→ **EXERCISE DESCRIPTION**
Restate each line of the listing exactly, without carrying over any pictures.

----

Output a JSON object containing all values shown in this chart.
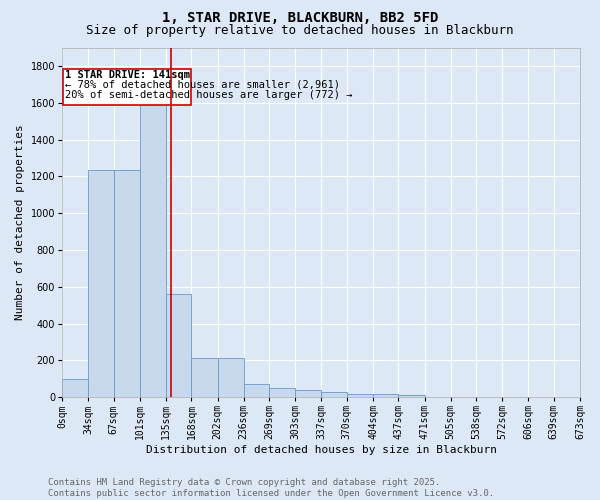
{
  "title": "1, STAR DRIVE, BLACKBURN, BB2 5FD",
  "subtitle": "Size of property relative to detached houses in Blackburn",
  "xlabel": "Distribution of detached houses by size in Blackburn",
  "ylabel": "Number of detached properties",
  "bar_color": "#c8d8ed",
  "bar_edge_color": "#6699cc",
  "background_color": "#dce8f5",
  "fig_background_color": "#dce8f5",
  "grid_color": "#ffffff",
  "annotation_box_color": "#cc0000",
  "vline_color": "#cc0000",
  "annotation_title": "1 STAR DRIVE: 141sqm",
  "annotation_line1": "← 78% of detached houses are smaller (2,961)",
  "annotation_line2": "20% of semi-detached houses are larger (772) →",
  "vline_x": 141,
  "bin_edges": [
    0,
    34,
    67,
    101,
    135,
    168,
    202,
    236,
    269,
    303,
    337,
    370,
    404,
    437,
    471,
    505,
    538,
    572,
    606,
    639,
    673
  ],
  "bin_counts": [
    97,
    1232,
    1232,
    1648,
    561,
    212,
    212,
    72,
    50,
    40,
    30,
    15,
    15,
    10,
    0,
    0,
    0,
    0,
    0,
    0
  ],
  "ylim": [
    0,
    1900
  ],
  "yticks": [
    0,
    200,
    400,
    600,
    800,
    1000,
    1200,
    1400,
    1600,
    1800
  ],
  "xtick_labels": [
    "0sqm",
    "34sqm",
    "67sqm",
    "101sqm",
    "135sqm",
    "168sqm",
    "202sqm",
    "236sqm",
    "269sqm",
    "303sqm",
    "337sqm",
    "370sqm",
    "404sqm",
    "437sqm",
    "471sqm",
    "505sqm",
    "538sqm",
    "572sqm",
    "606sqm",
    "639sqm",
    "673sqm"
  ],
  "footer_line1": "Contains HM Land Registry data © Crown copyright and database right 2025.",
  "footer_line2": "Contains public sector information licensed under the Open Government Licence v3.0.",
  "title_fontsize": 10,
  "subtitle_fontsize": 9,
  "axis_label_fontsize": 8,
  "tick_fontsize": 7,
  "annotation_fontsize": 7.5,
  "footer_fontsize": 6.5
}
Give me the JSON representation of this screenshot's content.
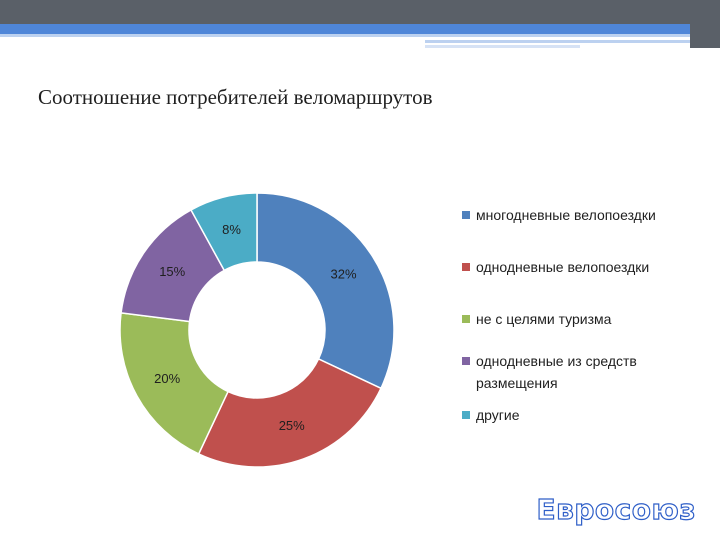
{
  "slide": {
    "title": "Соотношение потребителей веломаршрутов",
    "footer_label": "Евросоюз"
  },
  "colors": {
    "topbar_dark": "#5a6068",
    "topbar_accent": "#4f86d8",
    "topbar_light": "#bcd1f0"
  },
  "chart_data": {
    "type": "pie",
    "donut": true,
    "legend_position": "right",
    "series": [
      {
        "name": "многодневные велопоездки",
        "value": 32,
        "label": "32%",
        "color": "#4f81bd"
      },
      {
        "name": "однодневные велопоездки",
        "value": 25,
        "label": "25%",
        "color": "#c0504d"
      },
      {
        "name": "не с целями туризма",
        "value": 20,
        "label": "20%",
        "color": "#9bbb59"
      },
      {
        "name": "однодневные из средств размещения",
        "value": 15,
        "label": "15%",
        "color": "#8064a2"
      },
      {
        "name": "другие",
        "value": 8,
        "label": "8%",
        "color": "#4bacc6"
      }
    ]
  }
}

----

→ **SOLUTION TO THIS TASK**
Output a JSON object containing all values shown in this chart.
{
  "title": "1, STAR DRIVE, BLACKBURN, BB2 5FD",
  "subtitle": "Size of property relative to detached houses in Blackburn",
  "xlabel": "Distribution of detached houses by size in Blackburn",
  "ylabel": "Number of detached properties",
  "bar_color": "#c8d8ed",
  "bar_edge_color": "#6699cc",
  "background_color": "#dce8f5",
  "fig_background_color": "#dce8f5",
  "grid_color": "#ffffff",
  "annotation_box_color": "#cc0000",
  "vline_color": "#cc0000",
  "annotation_title": "1 STAR DRIVE: 141sqm",
  "annotation_line1": "← 78% of detached houses are smaller (2,961)",
  "annotation_line2": "20% of semi-detached houses are larger (772) →",
  "vline_x": 141,
  "bin_edges": [
    0,
    34,
    67,
    101,
    135,
    168,
    202,
    236,
    269,
    303,
    337,
    370,
    404,
    437,
    471,
    505,
    538,
    572,
    606,
    639,
    673
  ],
  "bin_counts": [
    97,
    1232,
    1232,
    1648,
    561,
    212,
    212,
    72,
    50,
    40,
    30,
    15,
    15,
    10,
    0,
    0,
    0,
    0,
    0,
    0
  ],
  "ylim": [
    0,
    1900
  ],
  "yticks": [
    0,
    200,
    400,
    600,
    800,
    1000,
    1200,
    1400,
    1600,
    1800
  ],
  "xtick_labels": [
    "0sqm",
    "34sqm",
    "67sqm",
    "101sqm",
    "135sqm",
    "168sqm",
    "202sqm",
    "236sqm",
    "269sqm",
    "303sqm",
    "337sqm",
    "370sqm",
    "404sqm",
    "437sqm",
    "471sqm",
    "505sqm",
    "538sqm",
    "572sqm",
    "606sqm",
    "639sqm",
    "673sqm"
  ],
  "footer_line1": "Contains HM Land Registry data © Crown copyright and database right 2025.",
  "footer_line2": "Contains public sector information licensed under the Open Government Licence v3.0.",
  "title_fontsize": 10,
  "subtitle_fontsize": 9,
  "axis_label_fontsize": 8,
  "tick_fontsize": 7,
  "annotation_fontsize": 7.5,
  "footer_fontsize": 6.5
}
Give me the JSON representation of this screenshot's content.
{
  "slide": {
    "title": "Соотношение потребителей веломаршрутов",
    "footer_label": "Евросоюз"
  },
  "colors": {
    "topbar_dark": "#5a6068",
    "topbar_accent": "#4f86d8",
    "topbar_light": "#bcd1f0"
  },
  "chart_data": {
    "type": "pie",
    "donut": true,
    "legend_position": "right",
    "series": [
      {
        "name": "многодневные велопоездки",
        "value": 32,
        "label": "32%",
        "color": "#4f81bd"
      },
      {
        "name": "однодневные велопоездки",
        "value": 25,
        "label": "25%",
        "color": "#c0504d"
      },
      {
        "name": "не с целями туризма",
        "value": 20,
        "label": "20%",
        "color": "#9bbb59"
      },
      {
        "name": "однодневные из средств размещения",
        "value": 15,
        "label": "15%",
        "color": "#8064a2"
      },
      {
        "name": "другие",
        "value": 8,
        "label": "8%",
        "color": "#4bacc6"
      }
    ]
  }
}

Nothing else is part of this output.